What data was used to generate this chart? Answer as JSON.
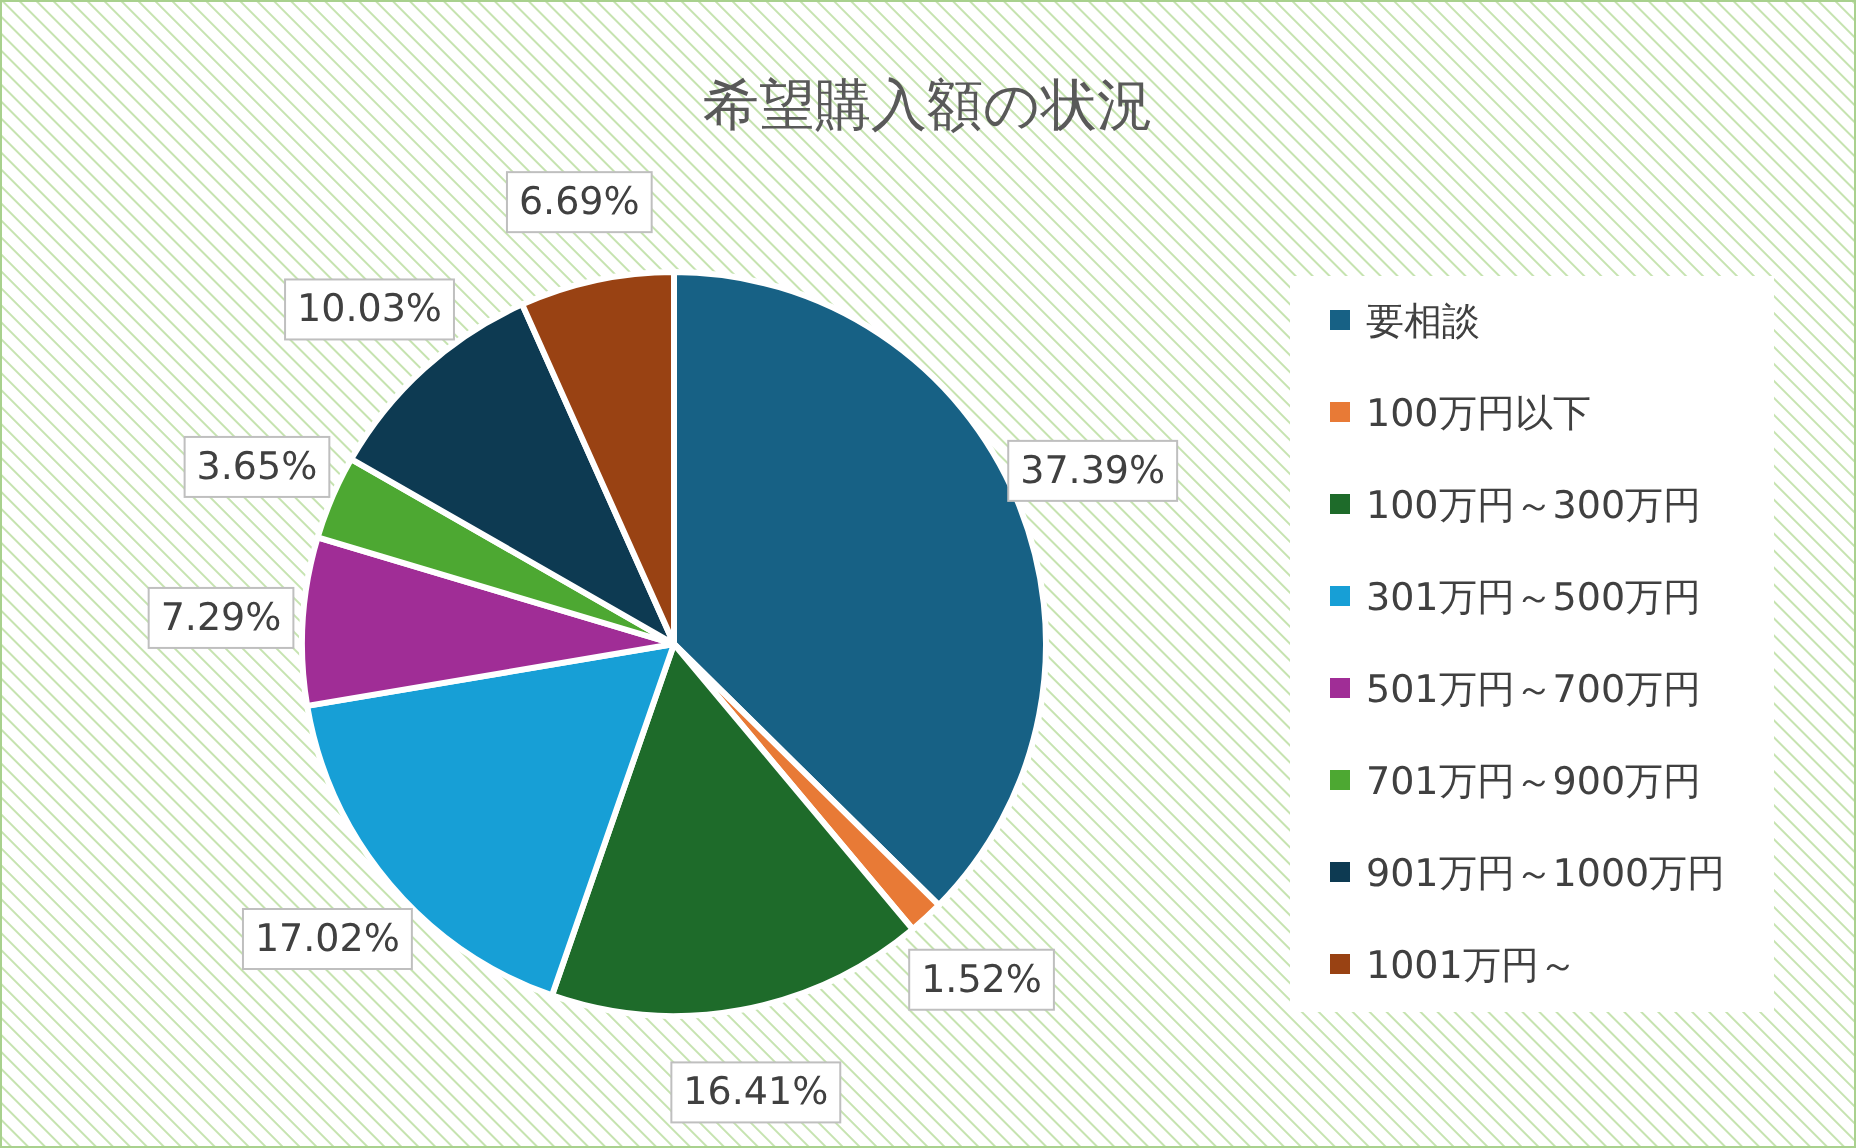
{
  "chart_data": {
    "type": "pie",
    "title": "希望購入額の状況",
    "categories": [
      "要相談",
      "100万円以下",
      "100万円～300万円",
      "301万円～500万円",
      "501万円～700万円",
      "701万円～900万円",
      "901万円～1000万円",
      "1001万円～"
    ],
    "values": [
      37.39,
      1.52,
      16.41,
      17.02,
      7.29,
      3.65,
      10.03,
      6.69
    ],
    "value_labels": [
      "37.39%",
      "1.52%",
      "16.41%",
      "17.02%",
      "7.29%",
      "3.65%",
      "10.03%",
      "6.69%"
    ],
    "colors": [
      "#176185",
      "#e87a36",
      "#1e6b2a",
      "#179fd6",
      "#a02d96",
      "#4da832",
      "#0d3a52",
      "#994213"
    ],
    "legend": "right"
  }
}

▶ _What the exercise asks_
Skipping the pictures, transcribe each line above exactly as it appears.

▶ _Task solution_
What data was used to generate this chart? Answer as JSON.
{
  "chart_data": {
    "type": "pie",
    "title": "希望購入額の状況",
    "categories": [
      "要相談",
      "100万円以下",
      "100万円～300万円",
      "301万円～500万円",
      "501万円～700万円",
      "701万円～900万円",
      "901万円～1000万円",
      "1001万円～"
    ],
    "values": [
      37.39,
      1.52,
      16.41,
      17.02,
      7.29,
      3.65,
      10.03,
      6.69
    ],
    "value_labels": [
      "37.39%",
      "1.52%",
      "16.41%",
      "17.02%",
      "7.29%",
      "3.65%",
      "10.03%",
      "6.69%"
    ],
    "colors": [
      "#176185",
      "#e87a36",
      "#1e6b2a",
      "#179fd6",
      "#a02d96",
      "#4da832",
      "#0d3a52",
      "#994213"
    ],
    "legend": "right"
  }
}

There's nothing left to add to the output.